**Source records:**
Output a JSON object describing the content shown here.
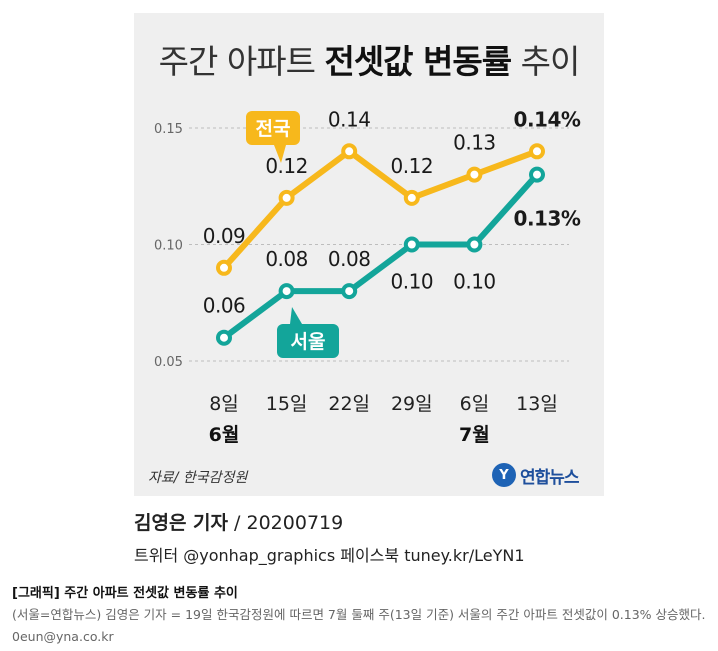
{
  "chart_data": {
    "type": "line",
    "title": {
      "normal": "주간 아파트 ",
      "bold": "전셋값 변동률",
      "suffix": " 추이"
    },
    "categories": [
      {
        "label": "8일",
        "month": "6월"
      },
      {
        "label": "15일",
        "month": ""
      },
      {
        "label": "22일",
        "month": ""
      },
      {
        "label": "29일",
        "month": ""
      },
      {
        "label": "6일",
        "month": "7월"
      },
      {
        "label": "13일",
        "month": ""
      }
    ],
    "ylim": [
      0.05,
      0.15
    ],
    "yticks": [
      "0.05",
      "0.10",
      "0.15"
    ],
    "gridlines": true,
    "series": [
      {
        "name": "전국",
        "color": "#f7b81c",
        "values": [
          0.09,
          0.12,
          0.14,
          0.12,
          0.13,
          0.14
        ],
        "labels": [
          "0.09",
          "0.12",
          "0.14",
          "0.12",
          "0.13",
          "0.14%"
        ]
      },
      {
        "name": "서울",
        "color": "#13a59a",
        "values": [
          0.06,
          0.08,
          0.08,
          0.1,
          0.1,
          0.13
        ],
        "labels": [
          "0.06",
          "0.08",
          "0.08",
          "0.10",
          "0.10",
          "0.13%"
        ]
      }
    ]
  },
  "source": "자료/ 한국감정원",
  "logo": {
    "mark": "Y",
    "text": "연합뉴스"
  },
  "byline": {
    "name": "김영은 기자",
    "date": " / 20200719"
  },
  "social": "트위터 @yonhap_graphics  페이스북 tuney.kr/LeYN1",
  "caption": {
    "title": "[그래픽] 주간 아파트 전셋값 변동률 추이",
    "body": "(서울=연합뉴스) 김영은 기자 = 19일 한국감정원에 따르면 7월 둘째 주(13일 기준) 서울의 주간 아파트 전셋값이 0.13% 상승했다. 0eun@yna.co.kr"
  }
}
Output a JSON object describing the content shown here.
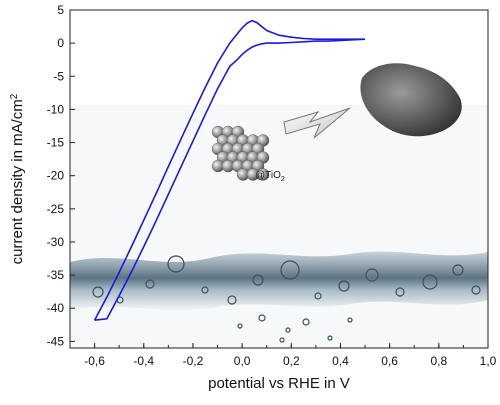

**Written problem:** Output the data exactly. Pictures don't belong in the result.

**Final answer:**
Output a JSON object describing the content shown here.
{
  "chart_data": {
    "type": "line",
    "title": {
      "normal": "주간 아파트 ",
      "bold": "전셋값 변동률",
      "suffix": " 추이"
    },
    "categories": [
      {
        "label": "8일",
        "month": "6월"
      },
      {
        "label": "15일",
        "month": ""
      },
      {
        "label": "22일",
        "month": ""
      },
      {
        "label": "29일",
        "month": ""
      },
      {
        "label": "6일",
        "month": "7월"
      },
      {
        "label": "13일",
        "month": ""
      }
    ],
    "ylim": [
      0.05,
      0.15
    ],
    "yticks": [
      "0.05",
      "0.10",
      "0.15"
    ],
    "gridlines": true,
    "series": [
      {
        "name": "전국",
        "color": "#f7b81c",
        "values": [
          0.09,
          0.12,
          0.14,
          0.12,
          0.13,
          0.14
        ],
        "labels": [
          "0.09",
          "0.12",
          "0.14",
          "0.12",
          "0.13",
          "0.14%"
        ]
      },
      {
        "name": "서울",
        "color": "#13a59a",
        "values": [
          0.06,
          0.08,
          0.08,
          0.1,
          0.1,
          0.13
        ],
        "labels": [
          "0.06",
          "0.08",
          "0.08",
          "0.10",
          "0.10",
          "0.13%"
        ]
      }
    ]
  },
  "source": "자료/ 한국감정원",
  "logo": {
    "mark": "Y",
    "text": "연합뉴스"
  },
  "byline": {
    "name": "김영은 기자",
    "date": " / 20200719"
  },
  "social": "트위터 @yonhap_graphics  페이스북 tuney.kr/LeYN1",
  "caption": {
    "title": "[그래픽] 주간 아파트 전셋값 변동률 추이",
    "body": "(서울=연합뉴스) 김영은 기자 = 19일 한국감정원에 따르면 7월 둘째 주(13일 기준) 서울의 주간 아파트 전셋값이 0.13% 상승했다. 0eun@yna.co.kr"
  }
}
Output a JSON object describing the content shown here.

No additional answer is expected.